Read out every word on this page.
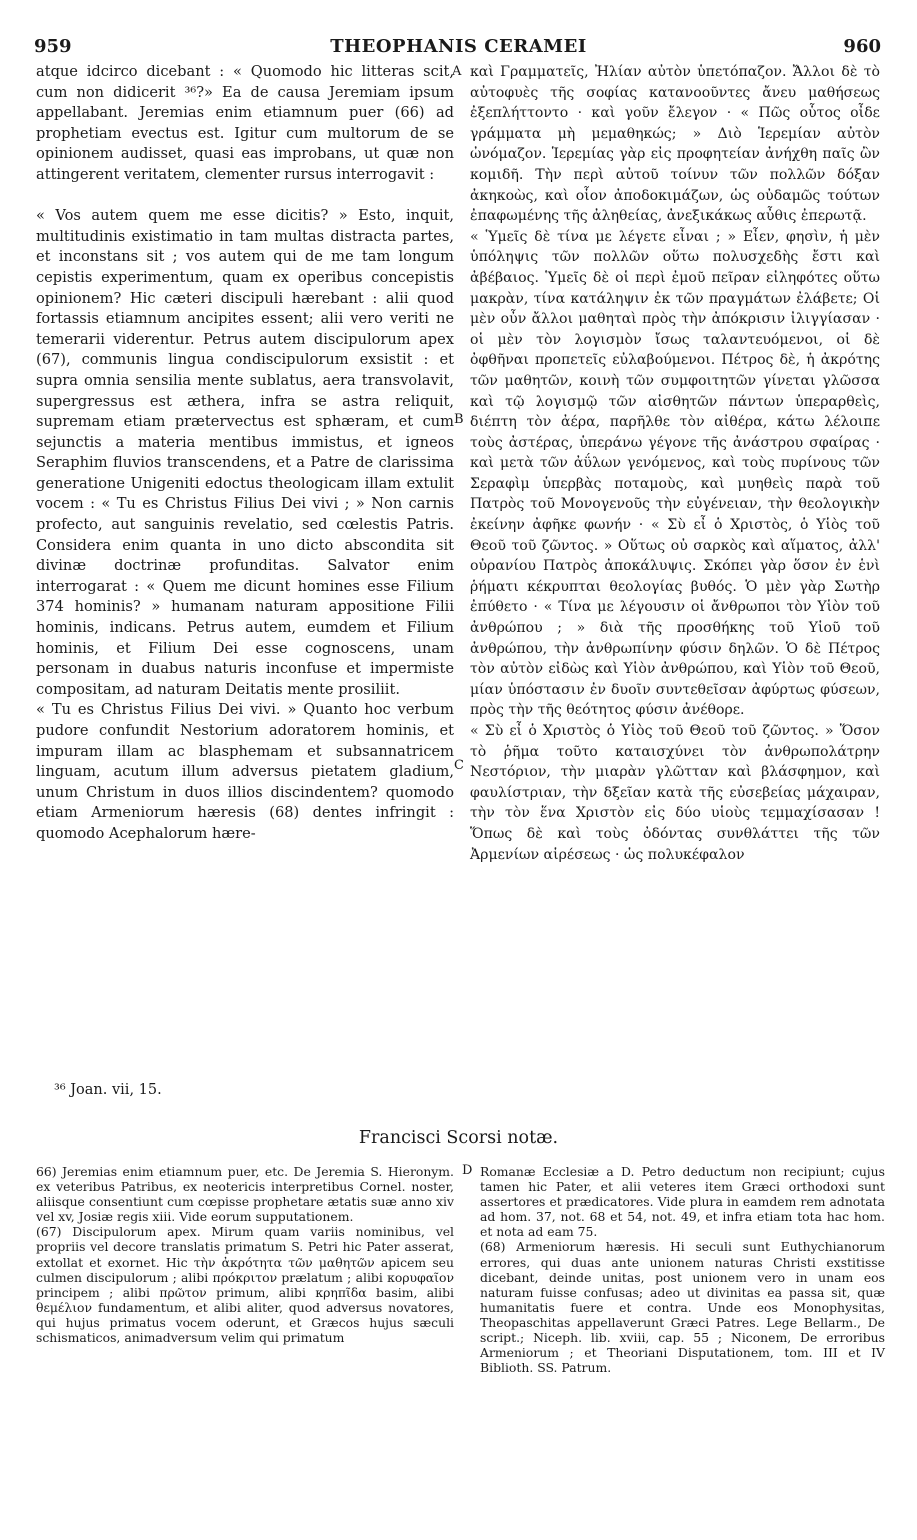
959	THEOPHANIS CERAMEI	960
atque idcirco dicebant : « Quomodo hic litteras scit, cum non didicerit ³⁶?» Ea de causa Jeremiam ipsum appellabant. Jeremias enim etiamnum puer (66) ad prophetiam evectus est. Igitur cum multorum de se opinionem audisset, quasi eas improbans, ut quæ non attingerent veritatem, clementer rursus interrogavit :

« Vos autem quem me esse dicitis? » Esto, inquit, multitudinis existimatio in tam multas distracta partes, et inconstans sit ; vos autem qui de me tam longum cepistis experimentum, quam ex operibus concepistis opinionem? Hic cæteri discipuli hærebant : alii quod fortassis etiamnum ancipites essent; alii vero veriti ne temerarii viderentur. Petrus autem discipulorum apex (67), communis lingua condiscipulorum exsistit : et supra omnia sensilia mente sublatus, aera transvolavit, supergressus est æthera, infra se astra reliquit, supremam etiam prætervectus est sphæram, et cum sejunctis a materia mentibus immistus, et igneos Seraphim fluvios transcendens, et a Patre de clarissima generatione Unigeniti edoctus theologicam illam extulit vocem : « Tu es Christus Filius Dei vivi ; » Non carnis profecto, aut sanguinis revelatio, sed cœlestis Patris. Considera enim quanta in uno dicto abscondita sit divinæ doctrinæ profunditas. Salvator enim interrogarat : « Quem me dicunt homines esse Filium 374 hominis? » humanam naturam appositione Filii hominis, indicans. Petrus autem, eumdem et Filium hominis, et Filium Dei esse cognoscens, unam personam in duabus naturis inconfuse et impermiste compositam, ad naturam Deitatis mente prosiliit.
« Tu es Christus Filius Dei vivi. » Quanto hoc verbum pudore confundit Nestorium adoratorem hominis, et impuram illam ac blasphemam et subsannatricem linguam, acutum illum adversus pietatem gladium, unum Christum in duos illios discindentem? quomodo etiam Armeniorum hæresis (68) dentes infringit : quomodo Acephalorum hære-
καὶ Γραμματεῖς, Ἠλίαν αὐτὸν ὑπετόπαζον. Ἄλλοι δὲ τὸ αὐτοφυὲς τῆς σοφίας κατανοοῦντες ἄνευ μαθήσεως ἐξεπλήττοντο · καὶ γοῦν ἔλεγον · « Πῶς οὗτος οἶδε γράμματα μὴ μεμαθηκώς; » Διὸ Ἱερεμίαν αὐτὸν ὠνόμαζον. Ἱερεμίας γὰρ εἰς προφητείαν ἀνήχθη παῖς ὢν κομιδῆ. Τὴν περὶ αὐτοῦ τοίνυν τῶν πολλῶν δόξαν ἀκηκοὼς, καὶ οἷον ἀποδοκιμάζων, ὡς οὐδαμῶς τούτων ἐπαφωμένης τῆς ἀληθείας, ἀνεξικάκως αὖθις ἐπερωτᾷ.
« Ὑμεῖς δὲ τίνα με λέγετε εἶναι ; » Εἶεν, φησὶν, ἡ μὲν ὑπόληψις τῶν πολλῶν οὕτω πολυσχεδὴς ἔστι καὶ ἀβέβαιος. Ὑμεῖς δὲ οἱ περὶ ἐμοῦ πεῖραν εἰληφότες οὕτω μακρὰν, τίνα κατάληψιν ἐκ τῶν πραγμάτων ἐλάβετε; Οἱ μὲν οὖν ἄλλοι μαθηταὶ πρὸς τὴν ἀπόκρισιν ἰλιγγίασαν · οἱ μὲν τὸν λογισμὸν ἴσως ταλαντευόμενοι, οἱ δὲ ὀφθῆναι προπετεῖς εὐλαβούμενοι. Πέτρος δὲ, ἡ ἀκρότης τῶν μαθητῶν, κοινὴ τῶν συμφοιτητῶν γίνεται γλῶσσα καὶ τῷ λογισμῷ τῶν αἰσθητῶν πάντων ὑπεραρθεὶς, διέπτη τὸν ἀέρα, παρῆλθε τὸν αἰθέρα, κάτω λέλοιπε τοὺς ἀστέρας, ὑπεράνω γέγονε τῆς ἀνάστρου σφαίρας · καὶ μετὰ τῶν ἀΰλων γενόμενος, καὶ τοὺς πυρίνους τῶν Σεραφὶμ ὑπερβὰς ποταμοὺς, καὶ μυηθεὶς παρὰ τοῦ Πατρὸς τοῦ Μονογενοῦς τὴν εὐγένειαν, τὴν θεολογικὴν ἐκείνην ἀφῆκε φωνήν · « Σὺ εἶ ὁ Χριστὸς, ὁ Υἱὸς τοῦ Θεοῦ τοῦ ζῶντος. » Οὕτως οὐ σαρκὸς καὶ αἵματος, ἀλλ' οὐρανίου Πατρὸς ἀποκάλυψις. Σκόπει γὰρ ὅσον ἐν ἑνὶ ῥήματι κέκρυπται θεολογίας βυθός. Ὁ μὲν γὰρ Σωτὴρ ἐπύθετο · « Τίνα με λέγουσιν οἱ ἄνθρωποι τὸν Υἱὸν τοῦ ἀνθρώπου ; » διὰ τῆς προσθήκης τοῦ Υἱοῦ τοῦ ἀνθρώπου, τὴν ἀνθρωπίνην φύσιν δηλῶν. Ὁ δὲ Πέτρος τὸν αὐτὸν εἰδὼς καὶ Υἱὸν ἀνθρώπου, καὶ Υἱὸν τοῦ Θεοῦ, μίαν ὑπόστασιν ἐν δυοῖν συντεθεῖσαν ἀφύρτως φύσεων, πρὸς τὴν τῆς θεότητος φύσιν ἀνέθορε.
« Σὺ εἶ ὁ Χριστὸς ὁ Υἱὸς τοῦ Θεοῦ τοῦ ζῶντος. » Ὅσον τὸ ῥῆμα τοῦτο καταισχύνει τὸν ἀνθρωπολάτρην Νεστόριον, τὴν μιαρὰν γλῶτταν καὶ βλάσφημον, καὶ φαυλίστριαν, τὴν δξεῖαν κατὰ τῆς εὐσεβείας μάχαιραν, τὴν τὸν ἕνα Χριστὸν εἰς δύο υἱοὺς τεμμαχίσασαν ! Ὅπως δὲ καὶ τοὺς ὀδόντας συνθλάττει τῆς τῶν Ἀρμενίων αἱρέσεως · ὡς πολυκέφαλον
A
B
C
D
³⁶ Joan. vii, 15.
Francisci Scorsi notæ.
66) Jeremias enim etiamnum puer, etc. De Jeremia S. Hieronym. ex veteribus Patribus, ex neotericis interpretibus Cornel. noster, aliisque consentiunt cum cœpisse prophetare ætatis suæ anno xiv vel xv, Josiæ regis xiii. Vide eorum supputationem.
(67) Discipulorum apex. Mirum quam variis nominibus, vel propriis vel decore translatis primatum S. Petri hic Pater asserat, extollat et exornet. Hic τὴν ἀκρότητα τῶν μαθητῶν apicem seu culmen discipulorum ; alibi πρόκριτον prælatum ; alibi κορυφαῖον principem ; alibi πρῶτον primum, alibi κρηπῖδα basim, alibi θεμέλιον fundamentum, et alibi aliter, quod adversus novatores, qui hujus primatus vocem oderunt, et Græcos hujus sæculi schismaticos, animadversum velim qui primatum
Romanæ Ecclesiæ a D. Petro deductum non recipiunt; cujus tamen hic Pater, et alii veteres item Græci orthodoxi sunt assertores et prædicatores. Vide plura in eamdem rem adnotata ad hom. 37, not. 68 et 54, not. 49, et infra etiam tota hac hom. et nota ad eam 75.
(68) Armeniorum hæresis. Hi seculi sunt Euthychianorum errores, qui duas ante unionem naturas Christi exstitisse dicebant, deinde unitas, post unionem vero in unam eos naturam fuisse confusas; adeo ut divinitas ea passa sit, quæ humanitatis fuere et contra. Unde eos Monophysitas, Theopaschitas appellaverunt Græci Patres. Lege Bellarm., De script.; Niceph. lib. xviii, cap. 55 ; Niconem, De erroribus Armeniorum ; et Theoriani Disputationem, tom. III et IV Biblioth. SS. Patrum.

> **WRITTEN EXERCISE**
Write out the entries again, exactly as given, skipping any images.

> **PROBLEM SOLUTION**
Read out every word on this page.
959	THEOPHANIS CERAMEI	960
atque idcirco dicebant : « Quomodo hic litteras scit, cum non didicerit ³⁶?» Ea de causa Jeremiam ipsum appellabant. Jeremias enim etiamnum puer (66) ad prophetiam evectus est. Igitur cum multorum de se opinionem audisset, quasi eas improbans, ut quæ non attingerent veritatem, clementer rursus interrogavit :

« Vos autem quem me esse dicitis? » Esto, inquit, multitudinis existimatio in tam multas distracta partes, et inconstans sit ; vos autem qui de me tam longum cepistis experimentum, quam ex operibus concepistis opinionem? Hic cæteri discipuli hærebant : alii quod fortassis etiamnum ancipites essent; alii vero veriti ne temerarii viderentur. Petrus autem discipulorum apex (67), communis lingua condiscipulorum exsistit : et supra omnia sensilia mente sublatus, aera transvolavit, supergressus est æthera, infra se astra reliquit, supremam etiam prætervectus est sphæram, et cum sejunctis a materia mentibus immistus, et igneos Seraphim fluvios transcendens, et a Patre de clarissima generatione Unigeniti edoctus theologicam illam extulit vocem : « Tu es Christus Filius Dei vivi ; » Non carnis profecto, aut sanguinis revelatio, sed cœlestis Patris. Considera enim quanta in uno dicto abscondita sit divinæ doctrinæ profunditas. Salvator enim interrogarat : « Quem me dicunt homines esse Filium 374 hominis? » humanam naturam appositione Filii hominis, indicans. Petrus autem, eumdem et Filium hominis, et Filium Dei esse cognoscens, unam personam in duabus naturis inconfuse et impermiste compositam, ad naturam Deitatis mente prosiliit.
« Tu es Christus Filius Dei vivi. » Quanto hoc verbum pudore confundit Nestorium adoratorem hominis, et impuram illam ac blasphemam et subsannatricem linguam, acutum illum adversus pietatem gladium, unum Christum in duos illios discindentem? quomodo etiam Armeniorum hæresis (68) dentes infringit : quomodo Acephalorum hære-
καὶ Γραμματεῖς, Ἠλίαν αὐτὸν ὑπετόπαζον. Ἄλλοι δὲ τὸ αὐτοφυὲς τῆς σοφίας κατανοοῦντες ἄνευ μαθήσεως ἐξεπλήττοντο · καὶ γοῦν ἔλεγον · « Πῶς οὗτος οἶδε γράμματα μὴ μεμαθηκώς; » Διὸ Ἱερεμίαν αὐτὸν ὠνόμαζον. Ἱερεμίας γὰρ εἰς προφητείαν ἀνήχθη παῖς ὢν κομιδῆ. Τὴν περὶ αὐτοῦ τοίνυν τῶν πολλῶν δόξαν ἀκηκοὼς, καὶ οἷον ἀποδοκιμάζων, ὡς οὐδαμῶς τούτων ἐπαφωμένης τῆς ἀληθείας, ἀνεξικάκως αὖθις ἐπερωτᾷ.
« Ὑμεῖς δὲ τίνα με λέγετε εἶναι ; » Εἶεν, φησὶν, ἡ μὲν ὑπόληψις τῶν πολλῶν οὕτω πολυσχεδὴς ἔστι καὶ ἀβέβαιος. Ὑμεῖς δὲ οἱ περὶ ἐμοῦ πεῖραν εἰληφότες οὕτω μακρὰν, τίνα κατάληψιν ἐκ τῶν πραγμάτων ἐλάβετε; Οἱ μὲν οὖν ἄλλοι μαθηταὶ πρὸς τὴν ἀπόκρισιν ἰλιγγίασαν · οἱ μὲν τὸν λογισμὸν ἴσως ταλαντευόμενοι, οἱ δὲ ὀφθῆναι προπετεῖς εὐλαβούμενοι. Πέτρος δὲ, ἡ ἀκρότης τῶν μαθητῶν, κοινὴ τῶν συμφοιτητῶν γίνεται γλῶσσα καὶ τῷ λογισμῷ τῶν αἰσθητῶν πάντων ὑπεραρθεὶς, διέπτη τὸν ἀέρα, παρῆλθε τὸν αἰθέρα, κάτω λέλοιπε τοὺς ἀστέρας, ὑπεράνω γέγονε τῆς ἀνάστρου σφαίρας · καὶ μετὰ τῶν ἀΰλων γενόμενος, καὶ τοὺς πυρίνους τῶν Σεραφὶμ ὑπερβὰς ποταμοὺς, καὶ μυηθεὶς παρὰ τοῦ Πατρὸς τοῦ Μονογενοῦς τὴν εὐγένειαν, τὴν θεολογικὴν ἐκείνην ἀφῆκε φωνήν · « Σὺ εἶ ὁ Χριστὸς, ὁ Υἱὸς τοῦ Θεοῦ τοῦ ζῶντος. » Οὕτως οὐ σαρκὸς καὶ αἵματος, ἀλλ' οὐρανίου Πατρὸς ἀποκάλυψις. Σκόπει γὰρ ὅσον ἐν ἑνὶ ῥήματι κέκρυπται θεολογίας βυθός. Ὁ μὲν γὰρ Σωτὴρ ἐπύθετο · « Τίνα με λέγουσιν οἱ ἄνθρωποι τὸν Υἱὸν τοῦ ἀνθρώπου ; » διὰ τῆς προσθήκης τοῦ Υἱοῦ τοῦ ἀνθρώπου, τὴν ἀνθρωπίνην φύσιν δηλῶν. Ὁ δὲ Πέτρος τὸν αὐτὸν εἰδὼς καὶ Υἱὸν ἀνθρώπου, καὶ Υἱὸν τοῦ Θεοῦ, μίαν ὑπόστασιν ἐν δυοῖν συντεθεῖσαν ἀφύρτως φύσεων, πρὸς τὴν τῆς θεότητος φύσιν ἀνέθορε.
« Σὺ εἶ ὁ Χριστὸς ὁ Υἱὸς τοῦ Θεοῦ τοῦ ζῶντος. » Ὅσον τὸ ῥῆμα τοῦτο καταισχύνει τὸν ἀνθρωπολάτρην Νεστόριον, τὴν μιαρὰν γλῶτταν καὶ βλάσφημον, καὶ φαυλίστριαν, τὴν δξεῖαν κατὰ τῆς εὐσεβείας μάχαιραν, τὴν τὸν ἕνα Χριστὸν εἰς δύο υἱοὺς τεμμαχίσασαν ! Ὅπως δὲ καὶ τοὺς ὀδόντας συνθλάττει τῆς τῶν Ἀρμενίων αἱρέσεως · ὡς πολυκέφαλον
A
B
C
D
³⁶ Joan. vii, 15.
Francisci Scorsi notæ.
66) Jeremias enim etiamnum puer, etc. De Jeremia S. Hieronym. ex veteribus Patribus, ex neotericis interpretibus Cornel. noster, aliisque consentiunt cum cœpisse prophetare ætatis suæ anno xiv vel xv, Josiæ regis xiii. Vide eorum supputationem.
(67) Discipulorum apex. Mirum quam variis nominibus, vel propriis vel decore translatis primatum S. Petri hic Pater asserat, extollat et exornet. Hic τὴν ἀκρότητα τῶν μαθητῶν apicem seu culmen discipulorum ; alibi πρόκριτον prælatum ; alibi κορυφαῖον principem ; alibi πρῶτον primum, alibi κρηπῖδα basim, alibi θεμέλιον fundamentum, et alibi aliter, quod adversus novatores, qui hujus primatus vocem oderunt, et Græcos hujus sæculi schismaticos, animadversum velim qui primatum
Romanæ Ecclesiæ a D. Petro deductum non recipiunt; cujus tamen hic Pater, et alii veteres item Græci orthodoxi sunt assertores et prædicatores. Vide plura in eamdem rem adnotata ad hom. 37, not. 68 et 54, not. 49, et infra etiam tota hac hom. et nota ad eam 75.
(68) Armeniorum hæresis. Hi seculi sunt Euthychianorum errores, qui duas ante unionem naturas Christi exstitisse dicebant, deinde unitas, post unionem vero in unam eos naturam fuisse confusas; adeo ut divinitas ea passa sit, quæ humanitatis fuere et contra. Unde eos Monophysitas, Theopaschitas appellaverunt Græci Patres. Lege Bellarm., De script.; Niceph. lib. xviii, cap. 55 ; Niconem, De erroribus Armeniorum ; et Theoriani Disputationem, tom. III et IV Biblioth. SS. Patrum.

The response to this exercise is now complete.